:: INSTRUCTIONS TO FOLLOW ::
Copy out all lines that carry the word "category".

:: MATERIALS PROVIDED ::
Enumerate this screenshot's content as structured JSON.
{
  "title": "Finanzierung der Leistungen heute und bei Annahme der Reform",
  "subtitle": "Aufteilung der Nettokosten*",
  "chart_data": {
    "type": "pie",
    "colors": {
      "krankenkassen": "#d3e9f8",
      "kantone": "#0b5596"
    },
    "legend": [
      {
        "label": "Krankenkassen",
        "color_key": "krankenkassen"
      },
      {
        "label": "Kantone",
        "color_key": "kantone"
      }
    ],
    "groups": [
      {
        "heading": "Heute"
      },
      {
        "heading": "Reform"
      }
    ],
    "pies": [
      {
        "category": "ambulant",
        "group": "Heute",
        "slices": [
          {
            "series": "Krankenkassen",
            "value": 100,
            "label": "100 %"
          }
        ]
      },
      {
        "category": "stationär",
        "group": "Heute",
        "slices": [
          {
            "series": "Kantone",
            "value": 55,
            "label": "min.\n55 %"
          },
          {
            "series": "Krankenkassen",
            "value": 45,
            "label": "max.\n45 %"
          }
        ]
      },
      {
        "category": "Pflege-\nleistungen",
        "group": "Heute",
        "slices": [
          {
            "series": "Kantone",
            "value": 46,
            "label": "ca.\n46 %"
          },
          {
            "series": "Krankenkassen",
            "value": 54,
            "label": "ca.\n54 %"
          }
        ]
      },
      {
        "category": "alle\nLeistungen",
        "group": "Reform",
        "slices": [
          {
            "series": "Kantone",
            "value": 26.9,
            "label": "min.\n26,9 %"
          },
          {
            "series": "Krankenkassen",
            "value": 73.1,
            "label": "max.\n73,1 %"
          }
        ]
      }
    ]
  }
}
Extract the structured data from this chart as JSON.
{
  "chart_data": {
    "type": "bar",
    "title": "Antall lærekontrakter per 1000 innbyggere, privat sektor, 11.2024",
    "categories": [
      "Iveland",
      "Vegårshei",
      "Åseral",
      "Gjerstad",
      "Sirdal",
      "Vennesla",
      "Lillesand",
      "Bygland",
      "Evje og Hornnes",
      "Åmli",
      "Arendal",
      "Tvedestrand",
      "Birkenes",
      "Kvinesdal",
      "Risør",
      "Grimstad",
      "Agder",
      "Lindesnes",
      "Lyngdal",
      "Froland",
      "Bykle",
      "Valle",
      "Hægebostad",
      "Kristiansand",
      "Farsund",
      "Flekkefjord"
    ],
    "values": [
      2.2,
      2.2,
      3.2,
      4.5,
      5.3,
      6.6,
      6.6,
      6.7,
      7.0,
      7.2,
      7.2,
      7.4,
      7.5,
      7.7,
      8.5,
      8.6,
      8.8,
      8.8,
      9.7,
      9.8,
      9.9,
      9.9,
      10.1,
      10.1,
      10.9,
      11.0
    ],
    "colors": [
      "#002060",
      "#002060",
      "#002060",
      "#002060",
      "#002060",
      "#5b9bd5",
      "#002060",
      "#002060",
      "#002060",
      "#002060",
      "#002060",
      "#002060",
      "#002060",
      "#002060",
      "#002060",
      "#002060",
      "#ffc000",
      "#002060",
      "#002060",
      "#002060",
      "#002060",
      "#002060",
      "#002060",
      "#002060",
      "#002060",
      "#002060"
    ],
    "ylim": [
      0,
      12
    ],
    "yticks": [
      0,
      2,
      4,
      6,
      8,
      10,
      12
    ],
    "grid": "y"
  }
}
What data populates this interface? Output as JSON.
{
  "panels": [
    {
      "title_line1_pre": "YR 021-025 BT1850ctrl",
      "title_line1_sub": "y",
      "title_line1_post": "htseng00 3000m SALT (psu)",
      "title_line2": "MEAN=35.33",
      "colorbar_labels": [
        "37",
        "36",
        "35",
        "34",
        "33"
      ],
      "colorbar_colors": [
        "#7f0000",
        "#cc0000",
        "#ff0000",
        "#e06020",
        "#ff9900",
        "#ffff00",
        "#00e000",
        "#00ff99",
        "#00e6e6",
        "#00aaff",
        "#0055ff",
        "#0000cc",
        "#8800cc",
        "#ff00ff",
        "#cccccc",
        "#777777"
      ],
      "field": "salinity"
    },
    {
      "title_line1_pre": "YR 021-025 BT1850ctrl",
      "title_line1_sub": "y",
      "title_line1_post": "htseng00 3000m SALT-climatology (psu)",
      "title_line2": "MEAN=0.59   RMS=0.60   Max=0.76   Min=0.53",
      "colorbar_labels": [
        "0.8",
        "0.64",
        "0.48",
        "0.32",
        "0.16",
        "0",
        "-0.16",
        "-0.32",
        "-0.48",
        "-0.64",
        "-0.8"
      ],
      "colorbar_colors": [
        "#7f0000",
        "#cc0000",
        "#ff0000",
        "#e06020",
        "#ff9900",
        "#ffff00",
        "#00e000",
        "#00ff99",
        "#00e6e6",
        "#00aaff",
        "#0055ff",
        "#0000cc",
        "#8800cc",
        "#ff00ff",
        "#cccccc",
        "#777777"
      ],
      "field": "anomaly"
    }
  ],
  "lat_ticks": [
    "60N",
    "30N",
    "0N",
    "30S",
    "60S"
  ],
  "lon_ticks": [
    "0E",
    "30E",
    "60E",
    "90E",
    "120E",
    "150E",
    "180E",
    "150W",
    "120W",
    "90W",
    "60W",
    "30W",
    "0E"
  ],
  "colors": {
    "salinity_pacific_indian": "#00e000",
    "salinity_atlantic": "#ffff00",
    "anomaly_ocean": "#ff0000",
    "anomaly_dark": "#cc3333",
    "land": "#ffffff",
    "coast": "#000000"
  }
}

:: SOLUTION TO THIS EXERCISE ::
        "category": "ambulant",
        "category": "stationär",
        "category": "Pflege-\nleistungen",
        "category": "alle\nLeistungen",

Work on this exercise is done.